Dataset excerpts:
----------------
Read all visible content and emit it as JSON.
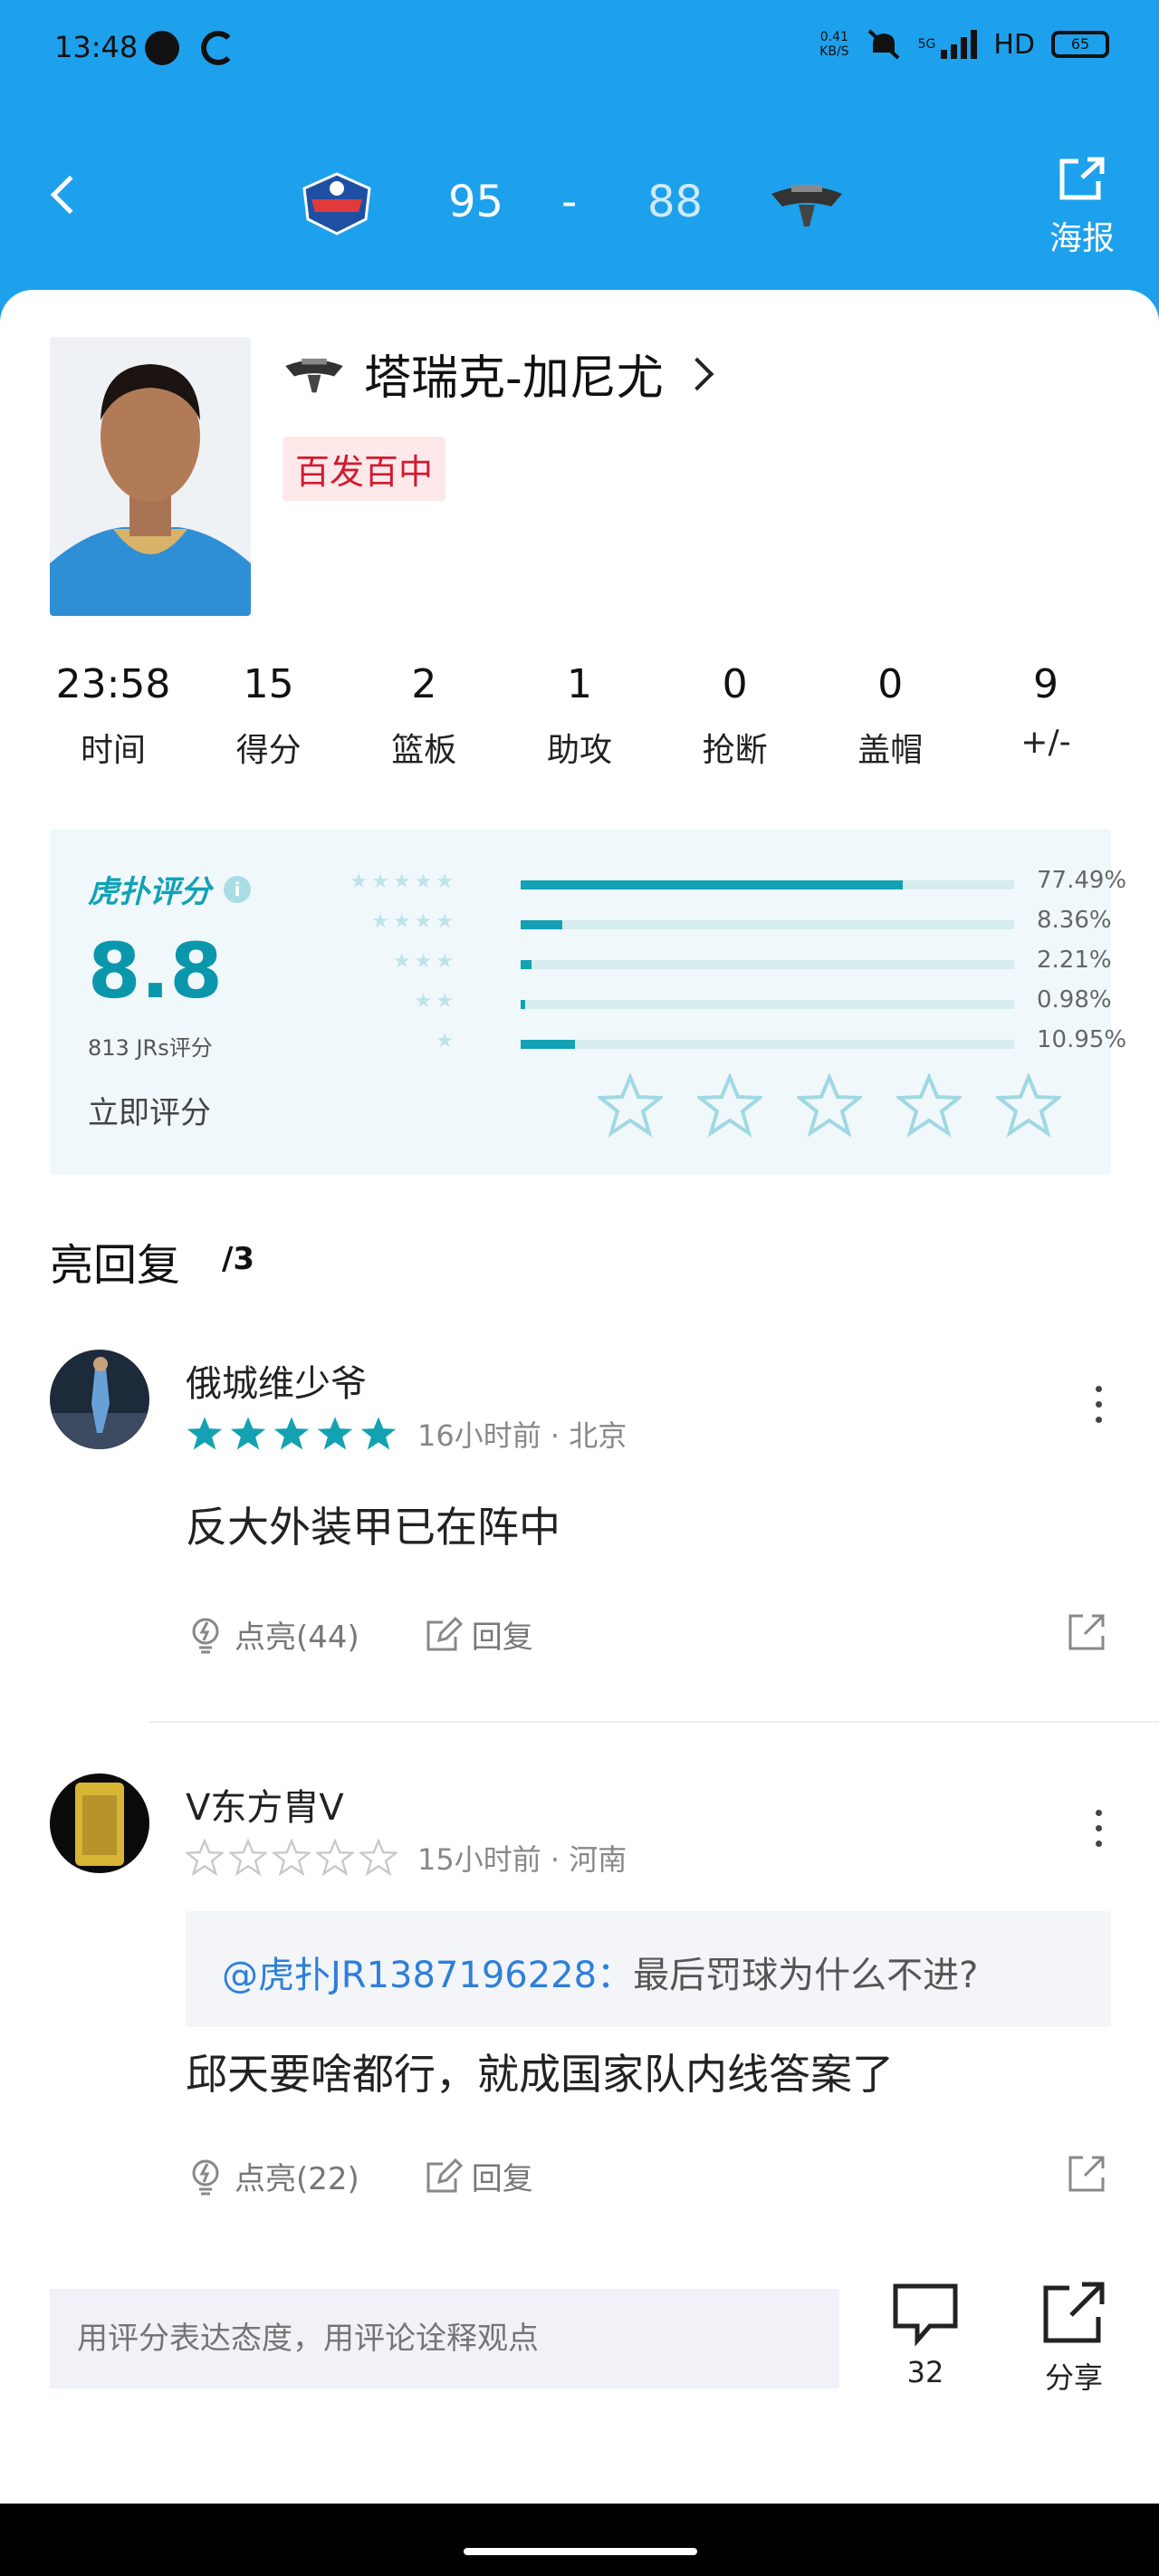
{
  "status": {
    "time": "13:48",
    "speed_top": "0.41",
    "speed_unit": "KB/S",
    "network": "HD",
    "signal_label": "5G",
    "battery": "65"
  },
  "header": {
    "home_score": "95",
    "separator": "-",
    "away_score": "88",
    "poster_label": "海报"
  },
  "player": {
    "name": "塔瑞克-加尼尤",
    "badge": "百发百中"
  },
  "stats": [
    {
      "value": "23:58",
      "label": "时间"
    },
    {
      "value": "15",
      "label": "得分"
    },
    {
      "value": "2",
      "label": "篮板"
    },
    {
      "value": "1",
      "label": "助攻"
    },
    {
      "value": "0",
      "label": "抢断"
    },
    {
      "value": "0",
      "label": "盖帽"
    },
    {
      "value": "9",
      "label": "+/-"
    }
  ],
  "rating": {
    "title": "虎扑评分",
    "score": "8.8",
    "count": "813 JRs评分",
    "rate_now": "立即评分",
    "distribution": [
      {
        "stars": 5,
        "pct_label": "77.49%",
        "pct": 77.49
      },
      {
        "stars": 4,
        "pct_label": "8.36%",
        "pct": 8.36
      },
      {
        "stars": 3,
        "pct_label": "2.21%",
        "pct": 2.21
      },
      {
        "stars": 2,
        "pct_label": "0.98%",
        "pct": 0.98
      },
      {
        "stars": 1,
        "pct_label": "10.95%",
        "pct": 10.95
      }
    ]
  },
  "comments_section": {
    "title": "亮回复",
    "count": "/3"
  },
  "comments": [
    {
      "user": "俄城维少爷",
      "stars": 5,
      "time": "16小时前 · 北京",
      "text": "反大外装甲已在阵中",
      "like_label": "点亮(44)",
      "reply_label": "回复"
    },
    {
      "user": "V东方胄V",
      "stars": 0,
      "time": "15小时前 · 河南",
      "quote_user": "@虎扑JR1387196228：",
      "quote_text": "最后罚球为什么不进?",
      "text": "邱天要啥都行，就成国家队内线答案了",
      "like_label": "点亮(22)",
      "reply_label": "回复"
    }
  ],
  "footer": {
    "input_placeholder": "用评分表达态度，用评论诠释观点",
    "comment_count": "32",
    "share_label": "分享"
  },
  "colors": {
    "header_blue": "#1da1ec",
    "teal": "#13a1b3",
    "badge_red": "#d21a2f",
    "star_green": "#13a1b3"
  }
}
----------------
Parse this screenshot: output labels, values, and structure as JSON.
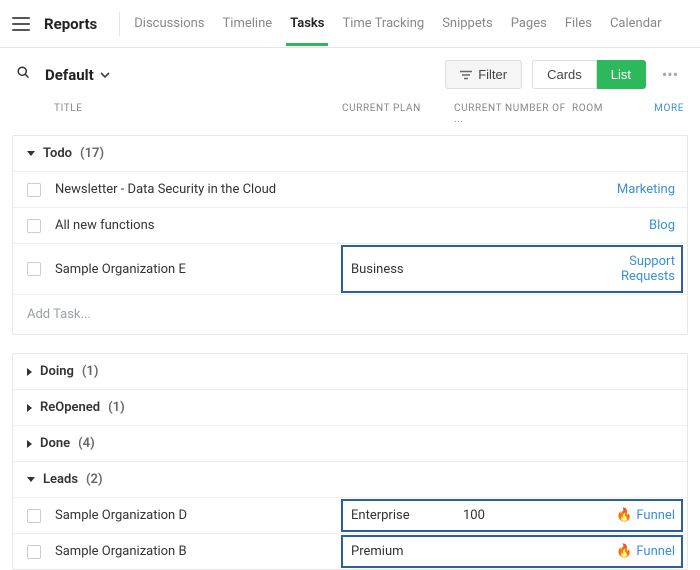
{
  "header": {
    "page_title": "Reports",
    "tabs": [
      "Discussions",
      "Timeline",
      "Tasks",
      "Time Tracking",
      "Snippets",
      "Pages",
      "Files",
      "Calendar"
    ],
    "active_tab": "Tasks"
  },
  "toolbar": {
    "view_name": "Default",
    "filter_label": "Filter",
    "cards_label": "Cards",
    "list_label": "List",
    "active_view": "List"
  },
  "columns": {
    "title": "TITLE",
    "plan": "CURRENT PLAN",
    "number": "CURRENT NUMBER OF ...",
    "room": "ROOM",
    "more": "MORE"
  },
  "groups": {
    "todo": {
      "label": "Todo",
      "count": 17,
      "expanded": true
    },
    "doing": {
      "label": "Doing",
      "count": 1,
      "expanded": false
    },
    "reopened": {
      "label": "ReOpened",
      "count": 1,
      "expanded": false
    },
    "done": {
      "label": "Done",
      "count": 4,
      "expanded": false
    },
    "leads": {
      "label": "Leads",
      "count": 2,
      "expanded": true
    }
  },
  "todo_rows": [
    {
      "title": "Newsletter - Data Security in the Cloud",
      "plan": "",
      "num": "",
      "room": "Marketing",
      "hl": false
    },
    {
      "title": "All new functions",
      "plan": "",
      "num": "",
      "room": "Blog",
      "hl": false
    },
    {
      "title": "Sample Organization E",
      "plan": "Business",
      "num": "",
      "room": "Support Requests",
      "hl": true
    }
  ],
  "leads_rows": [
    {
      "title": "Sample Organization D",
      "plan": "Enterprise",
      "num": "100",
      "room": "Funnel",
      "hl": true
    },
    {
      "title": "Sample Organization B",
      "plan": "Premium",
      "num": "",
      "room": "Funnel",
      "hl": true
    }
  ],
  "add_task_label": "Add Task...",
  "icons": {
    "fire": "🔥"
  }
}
----------------
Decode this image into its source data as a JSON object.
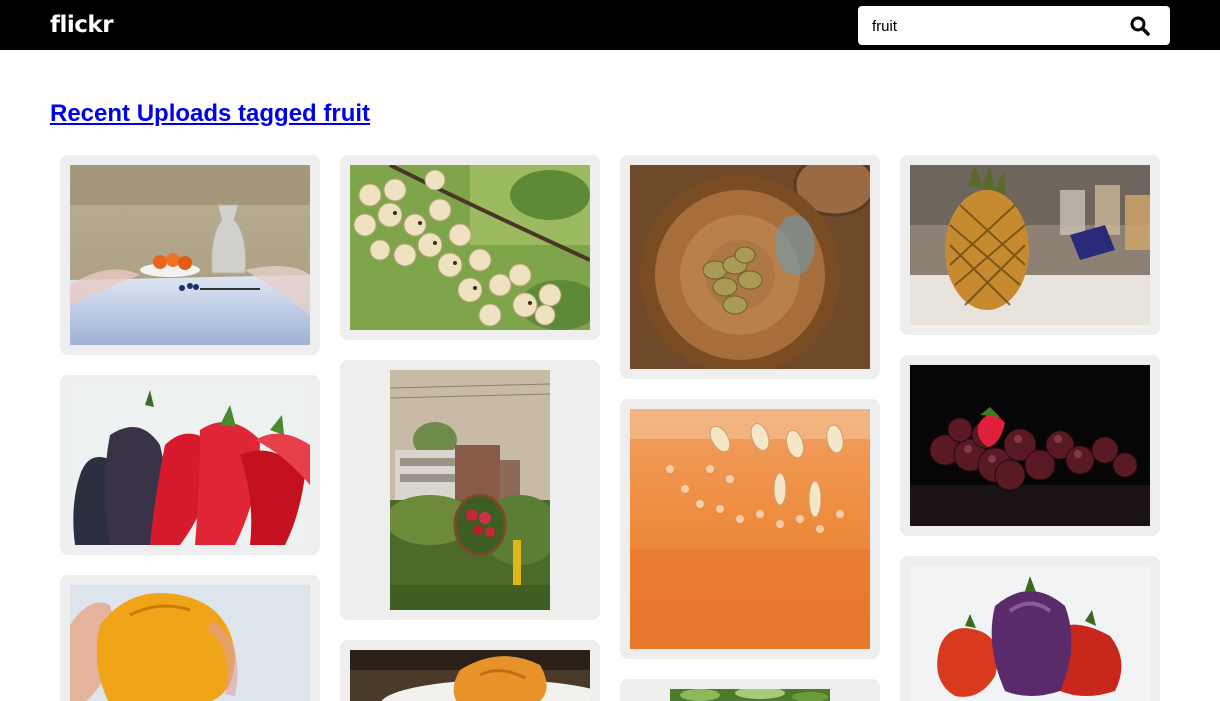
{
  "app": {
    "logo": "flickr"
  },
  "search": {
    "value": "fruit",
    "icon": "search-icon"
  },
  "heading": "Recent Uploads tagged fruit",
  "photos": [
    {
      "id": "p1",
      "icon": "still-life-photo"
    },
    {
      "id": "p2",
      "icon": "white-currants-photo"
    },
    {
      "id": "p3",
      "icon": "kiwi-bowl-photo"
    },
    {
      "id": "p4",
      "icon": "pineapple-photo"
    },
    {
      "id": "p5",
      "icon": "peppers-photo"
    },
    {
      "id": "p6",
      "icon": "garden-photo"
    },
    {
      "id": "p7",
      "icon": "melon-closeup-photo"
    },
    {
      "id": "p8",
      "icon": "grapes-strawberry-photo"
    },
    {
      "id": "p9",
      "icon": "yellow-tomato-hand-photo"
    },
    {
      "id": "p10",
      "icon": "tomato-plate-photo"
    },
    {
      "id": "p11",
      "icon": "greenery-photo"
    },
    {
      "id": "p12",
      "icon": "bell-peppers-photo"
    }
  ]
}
----------------
Check each line of the records for the string "tomato" and state how many lines contain it. Give only the number.

# RESPONSE TO THE EXERCISE
2